● **Exercise instructions**: Look for the string "Domestic" in the lines and copy each line that has it.

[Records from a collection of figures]
※
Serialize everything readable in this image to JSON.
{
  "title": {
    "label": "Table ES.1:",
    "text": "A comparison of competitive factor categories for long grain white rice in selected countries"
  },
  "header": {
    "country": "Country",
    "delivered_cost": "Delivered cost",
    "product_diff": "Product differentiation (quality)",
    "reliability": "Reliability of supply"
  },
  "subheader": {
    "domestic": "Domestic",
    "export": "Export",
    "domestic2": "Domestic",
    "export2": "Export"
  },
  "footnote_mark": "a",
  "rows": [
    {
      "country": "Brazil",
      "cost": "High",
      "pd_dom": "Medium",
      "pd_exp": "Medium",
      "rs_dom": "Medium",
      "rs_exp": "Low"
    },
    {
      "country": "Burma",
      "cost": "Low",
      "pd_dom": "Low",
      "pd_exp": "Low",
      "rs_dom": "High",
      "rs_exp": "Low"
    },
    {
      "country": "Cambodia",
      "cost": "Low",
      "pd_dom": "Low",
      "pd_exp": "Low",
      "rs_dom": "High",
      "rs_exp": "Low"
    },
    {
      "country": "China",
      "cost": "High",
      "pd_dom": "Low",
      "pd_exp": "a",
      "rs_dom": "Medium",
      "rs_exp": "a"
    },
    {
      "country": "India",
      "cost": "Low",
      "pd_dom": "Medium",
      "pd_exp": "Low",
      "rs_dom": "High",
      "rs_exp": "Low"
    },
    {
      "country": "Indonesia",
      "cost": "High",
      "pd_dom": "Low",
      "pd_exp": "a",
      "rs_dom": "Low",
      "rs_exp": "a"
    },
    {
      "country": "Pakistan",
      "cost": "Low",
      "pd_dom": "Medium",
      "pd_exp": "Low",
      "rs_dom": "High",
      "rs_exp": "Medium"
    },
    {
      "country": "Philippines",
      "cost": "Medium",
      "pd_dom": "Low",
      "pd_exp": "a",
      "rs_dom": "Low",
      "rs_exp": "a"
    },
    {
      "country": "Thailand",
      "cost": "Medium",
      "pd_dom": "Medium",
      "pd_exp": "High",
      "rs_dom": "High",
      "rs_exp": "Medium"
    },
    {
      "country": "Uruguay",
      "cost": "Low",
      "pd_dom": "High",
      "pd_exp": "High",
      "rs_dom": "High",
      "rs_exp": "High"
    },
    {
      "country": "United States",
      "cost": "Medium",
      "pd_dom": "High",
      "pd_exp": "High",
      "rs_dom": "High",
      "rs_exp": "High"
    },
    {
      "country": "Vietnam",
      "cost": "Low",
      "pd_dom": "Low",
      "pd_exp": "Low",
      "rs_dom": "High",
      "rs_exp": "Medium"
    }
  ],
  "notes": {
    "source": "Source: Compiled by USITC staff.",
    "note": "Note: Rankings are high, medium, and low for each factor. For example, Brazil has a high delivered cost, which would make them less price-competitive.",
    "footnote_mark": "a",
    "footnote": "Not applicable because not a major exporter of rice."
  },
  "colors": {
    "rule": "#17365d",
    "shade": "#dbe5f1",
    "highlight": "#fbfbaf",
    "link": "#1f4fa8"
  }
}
※
● **Task result**:
    "domestic": "Domestic",
    "domestic2": "Domestic",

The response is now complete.